__Aim of the exercise__
Copy the material word for word, starting at its first line and ending after the line that contains "x-tick-label: 0.75 <box>428 429 459 446</box>".

(Element and region listings)
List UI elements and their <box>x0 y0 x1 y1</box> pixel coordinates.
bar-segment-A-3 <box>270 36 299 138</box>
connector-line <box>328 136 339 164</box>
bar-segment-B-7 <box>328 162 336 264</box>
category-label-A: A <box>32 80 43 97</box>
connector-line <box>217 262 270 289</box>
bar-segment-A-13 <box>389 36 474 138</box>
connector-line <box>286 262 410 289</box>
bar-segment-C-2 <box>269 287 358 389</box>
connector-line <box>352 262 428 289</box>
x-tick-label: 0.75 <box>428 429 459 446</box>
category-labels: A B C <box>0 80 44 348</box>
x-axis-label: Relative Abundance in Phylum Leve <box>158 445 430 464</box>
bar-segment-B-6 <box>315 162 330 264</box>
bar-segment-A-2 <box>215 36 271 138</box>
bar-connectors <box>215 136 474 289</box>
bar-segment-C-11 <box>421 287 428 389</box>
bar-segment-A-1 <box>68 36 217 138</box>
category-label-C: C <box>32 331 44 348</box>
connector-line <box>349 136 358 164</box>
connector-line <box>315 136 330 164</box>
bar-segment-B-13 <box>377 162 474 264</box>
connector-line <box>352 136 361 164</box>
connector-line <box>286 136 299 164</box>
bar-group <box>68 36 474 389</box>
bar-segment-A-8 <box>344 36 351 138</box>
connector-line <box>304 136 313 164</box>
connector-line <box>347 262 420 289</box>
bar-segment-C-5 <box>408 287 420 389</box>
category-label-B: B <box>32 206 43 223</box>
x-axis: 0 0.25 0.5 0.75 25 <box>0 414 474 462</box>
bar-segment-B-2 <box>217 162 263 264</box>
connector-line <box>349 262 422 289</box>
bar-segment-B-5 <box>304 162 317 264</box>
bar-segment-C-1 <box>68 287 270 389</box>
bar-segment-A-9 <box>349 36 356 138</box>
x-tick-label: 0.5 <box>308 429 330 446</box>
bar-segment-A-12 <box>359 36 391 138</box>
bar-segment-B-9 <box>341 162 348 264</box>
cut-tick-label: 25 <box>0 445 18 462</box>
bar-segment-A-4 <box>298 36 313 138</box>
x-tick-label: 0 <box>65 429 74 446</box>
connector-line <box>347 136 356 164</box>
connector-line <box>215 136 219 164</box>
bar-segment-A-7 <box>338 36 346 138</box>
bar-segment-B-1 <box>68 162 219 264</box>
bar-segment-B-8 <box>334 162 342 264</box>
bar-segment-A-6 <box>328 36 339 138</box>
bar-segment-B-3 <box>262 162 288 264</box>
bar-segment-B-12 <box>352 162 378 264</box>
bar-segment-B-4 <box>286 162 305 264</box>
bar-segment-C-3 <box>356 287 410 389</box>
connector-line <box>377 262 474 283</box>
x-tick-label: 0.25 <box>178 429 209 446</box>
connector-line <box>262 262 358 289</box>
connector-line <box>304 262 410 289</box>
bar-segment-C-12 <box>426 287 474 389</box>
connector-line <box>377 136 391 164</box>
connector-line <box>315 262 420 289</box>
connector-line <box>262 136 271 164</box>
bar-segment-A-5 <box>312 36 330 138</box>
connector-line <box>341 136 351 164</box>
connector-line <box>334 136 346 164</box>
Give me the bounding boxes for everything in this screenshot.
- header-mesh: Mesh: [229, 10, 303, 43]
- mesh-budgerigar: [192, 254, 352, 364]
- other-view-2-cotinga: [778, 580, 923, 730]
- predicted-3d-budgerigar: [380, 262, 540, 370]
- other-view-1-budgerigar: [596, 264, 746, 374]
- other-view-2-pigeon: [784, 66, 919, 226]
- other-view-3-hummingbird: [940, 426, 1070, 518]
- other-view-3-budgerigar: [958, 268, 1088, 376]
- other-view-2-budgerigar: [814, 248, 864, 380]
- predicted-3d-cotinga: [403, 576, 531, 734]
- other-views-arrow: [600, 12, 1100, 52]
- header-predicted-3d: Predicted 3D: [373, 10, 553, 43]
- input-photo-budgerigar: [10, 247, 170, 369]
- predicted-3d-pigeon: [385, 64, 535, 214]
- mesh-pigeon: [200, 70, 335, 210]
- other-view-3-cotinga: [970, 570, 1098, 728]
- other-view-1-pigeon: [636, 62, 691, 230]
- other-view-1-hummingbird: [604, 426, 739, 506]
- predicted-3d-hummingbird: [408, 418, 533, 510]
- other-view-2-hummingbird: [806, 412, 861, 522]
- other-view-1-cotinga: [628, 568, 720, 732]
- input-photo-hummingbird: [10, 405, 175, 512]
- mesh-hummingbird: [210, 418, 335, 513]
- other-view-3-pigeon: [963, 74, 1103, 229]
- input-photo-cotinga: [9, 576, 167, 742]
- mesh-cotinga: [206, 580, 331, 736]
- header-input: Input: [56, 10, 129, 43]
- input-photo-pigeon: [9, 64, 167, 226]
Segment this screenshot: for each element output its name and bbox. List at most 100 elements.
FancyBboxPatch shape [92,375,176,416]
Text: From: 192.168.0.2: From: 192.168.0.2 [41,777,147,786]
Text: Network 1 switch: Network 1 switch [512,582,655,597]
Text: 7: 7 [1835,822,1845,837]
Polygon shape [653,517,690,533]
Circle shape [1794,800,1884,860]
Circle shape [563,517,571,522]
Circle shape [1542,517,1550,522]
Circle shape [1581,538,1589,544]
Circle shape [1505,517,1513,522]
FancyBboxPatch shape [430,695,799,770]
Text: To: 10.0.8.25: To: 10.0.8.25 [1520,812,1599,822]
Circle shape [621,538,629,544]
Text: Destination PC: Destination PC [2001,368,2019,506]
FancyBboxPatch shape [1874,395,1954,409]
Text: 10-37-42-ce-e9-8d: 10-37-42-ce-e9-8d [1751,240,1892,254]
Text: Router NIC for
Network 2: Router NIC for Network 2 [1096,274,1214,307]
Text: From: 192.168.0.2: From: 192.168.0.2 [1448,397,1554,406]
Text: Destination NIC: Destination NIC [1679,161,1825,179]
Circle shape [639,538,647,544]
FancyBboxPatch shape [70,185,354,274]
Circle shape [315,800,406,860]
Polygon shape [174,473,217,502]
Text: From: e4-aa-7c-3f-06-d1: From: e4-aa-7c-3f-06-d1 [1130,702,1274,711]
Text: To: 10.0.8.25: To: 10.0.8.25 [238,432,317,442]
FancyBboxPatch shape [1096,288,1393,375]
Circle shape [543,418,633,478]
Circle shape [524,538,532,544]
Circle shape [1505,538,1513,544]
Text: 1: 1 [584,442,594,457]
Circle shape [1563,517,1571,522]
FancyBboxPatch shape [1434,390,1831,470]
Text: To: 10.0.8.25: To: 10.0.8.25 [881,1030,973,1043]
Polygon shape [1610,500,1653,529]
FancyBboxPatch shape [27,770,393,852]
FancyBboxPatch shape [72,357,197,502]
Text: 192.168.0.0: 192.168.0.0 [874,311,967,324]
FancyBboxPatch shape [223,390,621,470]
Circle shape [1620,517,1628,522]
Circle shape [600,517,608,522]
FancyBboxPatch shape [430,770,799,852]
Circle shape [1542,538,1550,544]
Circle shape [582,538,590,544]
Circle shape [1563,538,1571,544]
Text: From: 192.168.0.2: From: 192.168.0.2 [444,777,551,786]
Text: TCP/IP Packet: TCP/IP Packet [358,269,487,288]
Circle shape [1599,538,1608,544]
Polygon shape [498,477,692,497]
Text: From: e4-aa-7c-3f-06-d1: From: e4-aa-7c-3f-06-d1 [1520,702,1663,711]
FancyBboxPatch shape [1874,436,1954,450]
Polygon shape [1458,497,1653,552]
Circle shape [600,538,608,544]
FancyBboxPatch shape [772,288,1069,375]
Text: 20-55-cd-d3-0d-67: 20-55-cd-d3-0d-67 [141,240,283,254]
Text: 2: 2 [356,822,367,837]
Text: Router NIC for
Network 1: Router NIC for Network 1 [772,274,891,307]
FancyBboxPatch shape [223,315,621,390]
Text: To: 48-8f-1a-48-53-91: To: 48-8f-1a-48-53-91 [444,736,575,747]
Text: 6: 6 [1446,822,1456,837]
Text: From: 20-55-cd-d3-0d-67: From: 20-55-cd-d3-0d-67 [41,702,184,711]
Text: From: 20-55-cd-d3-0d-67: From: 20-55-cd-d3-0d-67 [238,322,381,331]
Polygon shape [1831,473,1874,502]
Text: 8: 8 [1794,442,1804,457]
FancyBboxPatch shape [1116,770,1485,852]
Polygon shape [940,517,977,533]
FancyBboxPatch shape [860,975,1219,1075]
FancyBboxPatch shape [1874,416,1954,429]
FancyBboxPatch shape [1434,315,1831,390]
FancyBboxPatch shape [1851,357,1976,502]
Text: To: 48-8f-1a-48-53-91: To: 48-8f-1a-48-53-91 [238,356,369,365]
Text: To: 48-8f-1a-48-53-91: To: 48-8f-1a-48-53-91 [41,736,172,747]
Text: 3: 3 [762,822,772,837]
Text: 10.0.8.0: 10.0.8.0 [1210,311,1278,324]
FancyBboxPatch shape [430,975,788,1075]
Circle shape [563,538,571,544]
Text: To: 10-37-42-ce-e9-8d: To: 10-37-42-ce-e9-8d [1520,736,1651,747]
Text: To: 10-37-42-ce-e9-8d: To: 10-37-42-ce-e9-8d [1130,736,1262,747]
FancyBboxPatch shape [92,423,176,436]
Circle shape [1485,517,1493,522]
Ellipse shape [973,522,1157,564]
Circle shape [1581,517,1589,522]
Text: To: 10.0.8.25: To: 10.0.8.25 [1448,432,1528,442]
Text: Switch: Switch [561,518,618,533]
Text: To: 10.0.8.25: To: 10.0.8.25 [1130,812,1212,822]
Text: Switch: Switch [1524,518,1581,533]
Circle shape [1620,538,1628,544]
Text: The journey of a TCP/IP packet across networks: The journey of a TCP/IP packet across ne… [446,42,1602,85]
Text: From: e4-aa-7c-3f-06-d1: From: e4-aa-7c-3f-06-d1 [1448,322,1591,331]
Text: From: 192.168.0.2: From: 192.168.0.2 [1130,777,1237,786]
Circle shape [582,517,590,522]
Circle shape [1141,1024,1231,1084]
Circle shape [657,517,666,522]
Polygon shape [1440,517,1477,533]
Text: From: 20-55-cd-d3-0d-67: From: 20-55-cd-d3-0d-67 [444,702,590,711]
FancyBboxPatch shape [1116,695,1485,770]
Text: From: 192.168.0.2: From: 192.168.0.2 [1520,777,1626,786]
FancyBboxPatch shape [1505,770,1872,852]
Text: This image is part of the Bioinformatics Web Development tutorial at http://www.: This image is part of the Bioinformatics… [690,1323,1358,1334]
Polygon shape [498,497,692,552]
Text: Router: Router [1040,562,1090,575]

__Response to the exercise__
List UI elements and their <box>x0 y0 x1 y1</box> pixel coordinates.
bar-segment-A-3 <box>270 36 299 138</box>
connector-line <box>328 136 339 164</box>
bar-segment-B-7 <box>328 162 336 264</box>
category-label-A: A <box>32 80 43 97</box>
connector-line <box>217 262 270 289</box>
bar-segment-A-13 <box>389 36 474 138</box>
connector-line <box>286 262 410 289</box>
bar-segment-C-2 <box>269 287 358 389</box>
connector-line <box>352 262 428 289</box>
x-tick-label: 0.75 <box>428 429 459 446</box>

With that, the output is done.